Exactly reproduce all the records, keeping pictures out of the copy.

- [Stored data]
— start —
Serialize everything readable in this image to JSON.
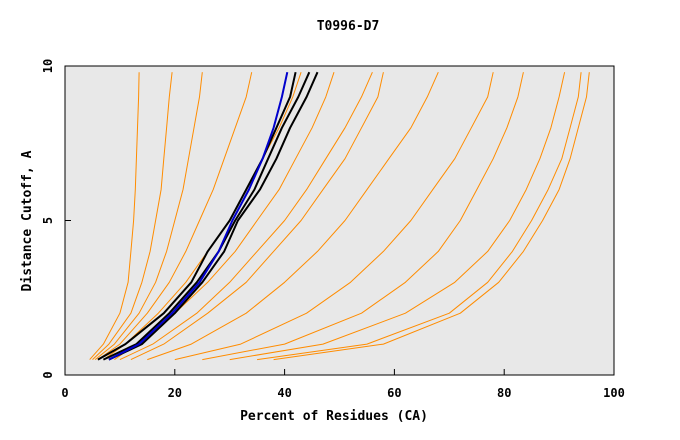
{
  "chart_data": {
    "type": "line",
    "title": "T0996-D7",
    "xlabel": "Percent of Residues (CA)",
    "ylabel": "Distance Cutoff, A",
    "xlim": [
      0,
      100
    ],
    "ylim": [
      0,
      10
    ],
    "xticks": [
      "0",
      "20",
      "40",
      "60",
      "80",
      "100"
    ],
    "yticks": [
      "0",
      "5",
      "10"
    ],
    "grid": false,
    "legend": "none",
    "colors": {
      "background": "#e8e8e8",
      "models": "#ff8c00",
      "highlight": "#000000",
      "reference": "#0000cc"
    },
    "y_levels": [
      0.5,
      1,
      2,
      3,
      4,
      5,
      6,
      7,
      8,
      9,
      9.8
    ],
    "series": [
      {
        "color": "#ff8c00",
        "y": [
          0.5,
          1,
          2,
          3,
          4,
          5,
          6,
          7,
          8,
          9,
          9.8
        ],
        "x": [
          4.5,
          7,
          10,
          11.5,
          12,
          12.5,
          12.8,
          13,
          13.2,
          13.4,
          13.5
        ]
      },
      {
        "color": "#ff8c00",
        "y": [
          0.5,
          1,
          2,
          3,
          4,
          5,
          6,
          7,
          8,
          9,
          9.8
        ],
        "x": [
          5,
          8,
          12,
          14,
          15.5,
          16.5,
          17.5,
          18,
          18.5,
          19,
          19.5
        ]
      },
      {
        "color": "#ff8c00",
        "y": [
          0.5,
          1,
          2,
          3,
          4,
          5,
          6,
          7,
          8,
          9,
          9.8
        ],
        "x": [
          5.5,
          9,
          13.5,
          16.5,
          18.5,
          20,
          21.5,
          22.5,
          23.5,
          24.5,
          25
        ]
      },
      {
        "color": "#ff8c00",
        "y": [
          0.5,
          1,
          2,
          3,
          4,
          5,
          6,
          7,
          8,
          9,
          9.8
        ],
        "x": [
          6,
          10,
          15,
          19,
          22,
          24.5,
          27,
          29,
          31,
          33,
          34
        ]
      },
      {
        "color": "#ff8c00",
        "y": [
          0.5,
          1,
          2,
          3,
          4,
          5,
          6,
          7,
          8,
          9,
          9.8
        ],
        "x": [
          7,
          11,
          17,
          22,
          26,
          30,
          33,
          36,
          39,
          41.5,
          43
        ]
      },
      {
        "color": "#ff8c00",
        "y": [
          0.5,
          1,
          2,
          3,
          4,
          5,
          6,
          7,
          8,
          9,
          9.8
        ],
        "x": [
          9,
          13,
          20,
          26,
          31,
          35,
          39,
          42,
          45,
          47.5,
          49
        ]
      },
      {
        "color": "#ff8c00",
        "y": [
          0.5,
          1,
          2,
          3,
          4,
          5,
          6,
          7,
          8,
          9,
          9.8
        ],
        "x": [
          12,
          18,
          26,
          33,
          38,
          43,
          47,
          51,
          54,
          57,
          58
        ]
      },
      {
        "color": "#ff8c00",
        "y": [
          0.5,
          1,
          2,
          3,
          4,
          5,
          6,
          7,
          8,
          9,
          9.8
        ],
        "x": [
          15,
          23,
          33,
          40,
          46,
          51,
          55,
          59,
          63,
          66,
          68
        ]
      },
      {
        "color": "#ff8c00",
        "y": [
          0.5,
          1,
          2,
          3,
          4,
          5,
          6,
          7,
          8,
          9,
          9.8
        ],
        "x": [
          20,
          32,
          44,
          52,
          58,
          63,
          67,
          71,
          74,
          77,
          78
        ]
      },
      {
        "color": "#ff8c00",
        "y": [
          0.5,
          1,
          2,
          3,
          4,
          5,
          6,
          7,
          8,
          9,
          9.8
        ],
        "x": [
          30,
          47,
          62,
          71,
          77,
          81,
          84,
          86.5,
          88.5,
          90,
          91
        ]
      },
      {
        "color": "#ff8c00",
        "y": [
          0.5,
          1,
          2,
          3,
          4,
          5,
          6,
          7,
          8,
          9,
          9.8
        ],
        "x": [
          35,
          55,
          70,
          77,
          81.5,
          85,
          88,
          90.5,
          92,
          93.5,
          94
        ]
      },
      {
        "color": "#ff8c00",
        "y": [
          0.5,
          1,
          2,
          3,
          4,
          5,
          6,
          7,
          8,
          9,
          9.8
        ],
        "x": [
          38,
          58,
          72,
          79,
          83.5,
          87,
          90,
          92,
          93.5,
          95,
          95.5
        ]
      },
      {
        "color": "#ff8c00",
        "y": [
          0.5,
          1,
          2,
          3,
          4,
          5,
          6,
          7,
          8,
          9,
          9.8
        ],
        "x": [
          25,
          40,
          54,
          62,
          68,
          72,
          75,
          78,
          80.5,
          82.5,
          83.5
        ]
      },
      {
        "color": "#ff8c00",
        "y": [
          0.5,
          1,
          2,
          3,
          4,
          5,
          6,
          7,
          8,
          9,
          9.8
        ],
        "x": [
          10,
          16,
          24,
          30,
          35,
          40,
          44,
          47.5,
          51,
          54,
          56
        ]
      },
      {
        "color": "#000000",
        "y": [
          0.5,
          1,
          2,
          3,
          4,
          5,
          6,
          7,
          8,
          9,
          9.8
        ],
        "x": [
          6,
          11,
          18,
          23,
          26,
          30,
          33,
          36,
          38.5,
          41,
          42
        ]
      },
      {
        "color": "#000000",
        "y": [
          0.5,
          1,
          2,
          3,
          4,
          5,
          6,
          7,
          8,
          9,
          9.8
        ],
        "x": [
          7,
          13,
          19,
          24,
          28,
          31,
          34.5,
          37,
          39.5,
          42.5,
          44.5
        ]
      },
      {
        "color": "#000000",
        "y": [
          0.5,
          1,
          2,
          3,
          4,
          5,
          6,
          7,
          8,
          9,
          9.8
        ],
        "x": [
          8,
          14,
          20,
          25,
          29,
          31.5,
          35.5,
          38.5,
          41,
          44,
          46
        ]
      },
      {
        "color": "#0000cc",
        "y": [
          0.5,
          1,
          2,
          3,
          4,
          5,
          6,
          7,
          8,
          9,
          9.8
        ],
        "x": [
          8,
          13.5,
          19.5,
          24.5,
          28,
          30.5,
          33.5,
          36,
          38,
          39.5,
          40.5
        ]
      }
    ]
  }
}
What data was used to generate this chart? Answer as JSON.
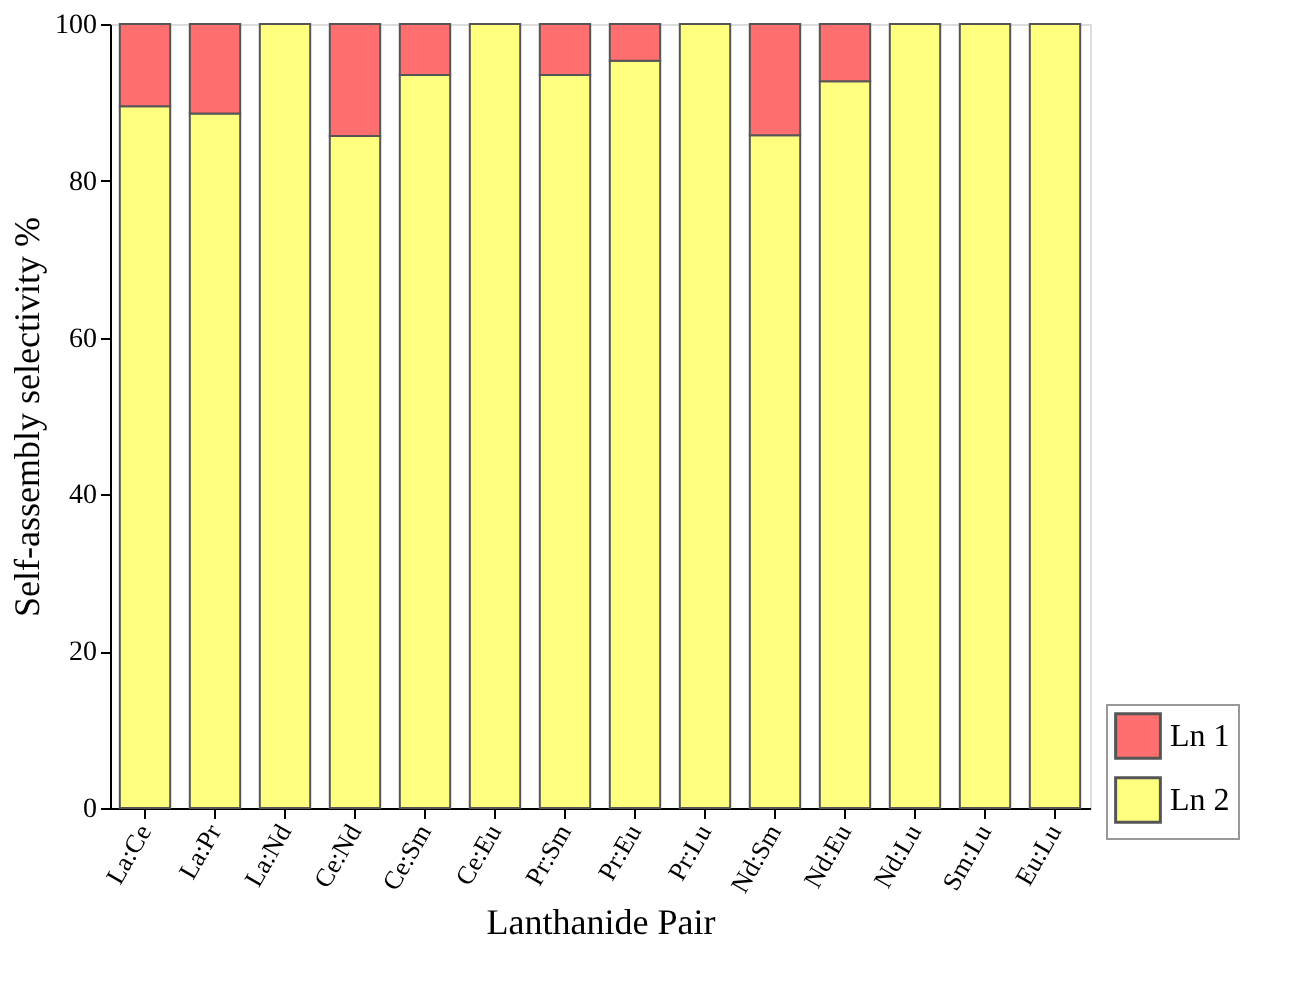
{
  "chart_data": {
    "type": "bar",
    "stacked": true,
    "xlabel": "Lanthanide Pair",
    "ylabel": "Self-assembly selectivity %",
    "categories": [
      "La:Ce",
      "La:Pr",
      "La:Nd",
      "Ce:Nd",
      "Ce:Sm",
      "Ce:Eu",
      "Pr:Sm",
      "Pr:Eu",
      "Pr:Lu",
      "Nd:Sm",
      "Nd:Eu",
      "Nd:Lu",
      "Sm:Lu",
      "Eu:Lu"
    ],
    "series": [
      {
        "name": "Ln 2",
        "color": "#ffff7f",
        "values": [
          89.5,
          88.6,
          100,
          85.7,
          93.5,
          100,
          93.5,
          95.3,
          100,
          85.8,
          92.7,
          100,
          100,
          100
        ]
      },
      {
        "name": "Ln 1",
        "color": "#ff6f6f",
        "values": [
          10.5,
          11.4,
          null,
          14.3,
          6.5,
          null,
          6.5,
          4.7,
          null,
          14.2,
          7.3,
          null,
          null,
          null
        ]
      }
    ],
    "ylim": [
      0,
      100
    ],
    "yticks": [
      0,
      20,
      40,
      60,
      80,
      100
    ],
    "grid": false,
    "legend": "bottom right"
  }
}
— end —
- [Correct answer]
Serialize everything readable in this image to JSON.
{
  "chart_data": {
    "type": "line",
    "title": "T0996-D7",
    "xlabel": "Percent of Residues (CA)",
    "ylabel": "Distance Cutoff, A",
    "xlim": [
      0,
      100
    ],
    "ylim": [
      0,
      10
    ],
    "xticks": [
      "0",
      "20",
      "40",
      "60",
      "80",
      "100"
    ],
    "yticks": [
      "0",
      "5",
      "10"
    ],
    "grid": false,
    "legend": "none",
    "colors": {
      "background": "#e8e8e8",
      "models": "#ff8c00",
      "highlight": "#000000",
      "reference": "#0000cc"
    },
    "y_levels": [
      0.5,
      1,
      2,
      3,
      4,
      5,
      6,
      7,
      8,
      9,
      9.8
    ],
    "series": [
      {
        "color": "#ff8c00",
        "y": [
          0.5,
          1,
          2,
          3,
          4,
          5,
          6,
          7,
          8,
          9,
          9.8
        ],
        "x": [
          4.5,
          7,
          10,
          11.5,
          12,
          12.5,
          12.8,
          13,
          13.2,
          13.4,
          13.5
        ]
      },
      {
        "color": "#ff8c00",
        "y": [
          0.5,
          1,
          2,
          3,
          4,
          5,
          6,
          7,
          8,
          9,
          9.8
        ],
        "x": [
          5,
          8,
          12,
          14,
          15.5,
          16.5,
          17.5,
          18,
          18.5,
          19,
          19.5
        ]
      },
      {
        "color": "#ff8c00",
        "y": [
          0.5,
          1,
          2,
          3,
          4,
          5,
          6,
          7,
          8,
          9,
          9.8
        ],
        "x": [
          5.5,
          9,
          13.5,
          16.5,
          18.5,
          20,
          21.5,
          22.5,
          23.5,
          24.5,
          25
        ]
      },
      {
        "color": "#ff8c00",
        "y": [
          0.5,
          1,
          2,
          3,
          4,
          5,
          6,
          7,
          8,
          9,
          9.8
        ],
        "x": [
          6,
          10,
          15,
          19,
          22,
          24.5,
          27,
          29,
          31,
          33,
          34
        ]
      },
      {
        "color": "#ff8c00",
        "y": [
          0.5,
          1,
          2,
          3,
          4,
          5,
          6,
          7,
          8,
          9,
          9.8
        ],
        "x": [
          7,
          11,
          17,
          22,
          26,
          30,
          33,
          36,
          39,
          41.5,
          43
        ]
      },
      {
        "color": "#ff8c00",
        "y": [
          0.5,
          1,
          2,
          3,
          4,
          5,
          6,
          7,
          8,
          9,
          9.8
        ],
        "x": [
          9,
          13,
          20,
          26,
          31,
          35,
          39,
          42,
          45,
          47.5,
          49
        ]
      },
      {
        "color": "#ff8c00",
        "y": [
          0.5,
          1,
          2,
          3,
          4,
          5,
          6,
          7,
          8,
          9,
          9.8
        ],
        "x": [
          12,
          18,
          26,
          33,
          38,
          43,
          47,
          51,
          54,
          57,
          58
        ]
      },
      {
        "color": "#ff8c00",
        "y": [
          0.5,
          1,
          2,
          3,
          4,
          5,
          6,
          7,
          8,
          9,
          9.8
        ],
        "x": [
          15,
          23,
          33,
          40,
          46,
          51,
          55,
          59,
          63,
          66,
          68
        ]
      },
      {
        "color": "#ff8c00",
        "y": [
          0.5,
          1,
          2,
          3,
          4,
          5,
          6,
          7,
          8,
          9,
          9.8
        ],
        "x": [
          20,
          32,
          44,
          52,
          58,
          63,
          67,
          71,
          74,
          77,
          78
        ]
      },
      {
        "color": "#ff8c00",
        "y": [
          0.5,
          1,
          2,
          3,
          4,
          5,
          6,
          7,
          8,
          9,
          9.8
        ],
        "x": [
          30,
          47,
          62,
          71,
          77,
          81,
          84,
          86.5,
          88.5,
          90,
          91
        ]
      },
      {
        "color": "#ff8c00",
        "y": [
          0.5,
          1,
          2,
          3,
          4,
          5,
          6,
          7,
          8,
          9,
          9.8
        ],
        "x": [
          35,
          55,
          70,
          77,
          81.5,
          85,
          88,
          90.5,
          92,
          93.5,
          94
        ]
      },
      {
        "color": "#ff8c00",
        "y": [
          0.5,
          1,
          2,
          3,
          4,
          5,
          6,
          7,
          8,
          9,
          9.8
        ],
        "x": [
          38,
          58,
          72,
          79,
          83.5,
          87,
          90,
          92,
          93.5,
          95,
          95.5
        ]
      },
      {
        "color": "#ff8c00",
        "y": [
          0.5,
          1,
          2,
          3,
          4,
          5,
          6,
          7,
          8,
          9,
          9.8
        ],
        "x": [
          25,
          40,
          54,
          62,
          68,
          72,
          75,
          78,
          80.5,
          82.5,
          83.5
        ]
      },
      {
        "color": "#ff8c00",
        "y": [
          0.5,
          1,
          2,
          3,
          4,
          5,
          6,
          7,
          8,
          9,
          9.8
        ],
        "x": [
          10,
          16,
          24,
          30,
          35,
          40,
          44,
          47.5,
          51,
          54,
          56
        ]
      },
      {
        "color": "#000000",
        "y": [
          0.5,
          1,
          2,
          3,
          4,
          5,
          6,
          7,
          8,
          9,
          9.8
        ],
        "x": [
          6,
          11,
          18,
          23,
          26,
          30,
          33,
          36,
          38.5,
          41,
          42
        ]
      },
      {
        "color": "#000000",
        "y": [
          0.5,
          1,
          2,
          3,
          4,
          5,
          6,
          7,
          8,
          9,
          9.8
        ],
        "x": [
          7,
          13,
          19,
          24,
          28,
          31,
          34.5,
          37,
          39.5,
          42.5,
          44.5
        ]
      },
      {
        "color": "#000000",
        "y": [
          0.5,
          1,
          2,
          3,
          4,
          5,
          6,
          7,
          8,
          9,
          9.8
        ],
        "x": [
          8,
          14,
          20,
          25,
          29,
          31.5,
          35.5,
          38.5,
          41,
          44,
          46
        ]
      },
      {
        "color": "#0000cc",
        "y": [
          0.5,
          1,
          2,
          3,
          4,
          5,
          6,
          7,
          8,
          9,
          9.8
        ],
        "x": [
          8,
          13.5,
          19.5,
          24.5,
          28,
          30.5,
          33.5,
          36,
          38,
          39.5,
          40.5
        ]
      }
    ]
  }
}
What data was used to generate this chart? Answer as JSON.
{
  "chart_data": {
    "type": "bar",
    "stacked": true,
    "xlabel": "Lanthanide Pair",
    "ylabel": "Self-assembly selectivity %",
    "categories": [
      "La:Ce",
      "La:Pr",
      "La:Nd",
      "Ce:Nd",
      "Ce:Sm",
      "Ce:Eu",
      "Pr:Sm",
      "Pr:Eu",
      "Pr:Lu",
      "Nd:Sm",
      "Nd:Eu",
      "Nd:Lu",
      "Sm:Lu",
      "Eu:Lu"
    ],
    "series": [
      {
        "name": "Ln 2",
        "color": "#ffff7f",
        "values": [
          89.5,
          88.6,
          100,
          85.7,
          93.5,
          100,
          93.5,
          95.3,
          100,
          85.8,
          92.7,
          100,
          100,
          100
        ]
      },
      {
        "name": "Ln 1",
        "color": "#ff6f6f",
        "values": [
          10.5,
          11.4,
          null,
          14.3,
          6.5,
          null,
          6.5,
          4.7,
          null,
          14.2,
          7.3,
          null,
          null,
          null
        ]
      }
    ],
    "ylim": [
      0,
      100
    ],
    "yticks": [
      0,
      20,
      40,
      60,
      80,
      100
    ],
    "grid": false,
    "legend": "bottom right"
  }
}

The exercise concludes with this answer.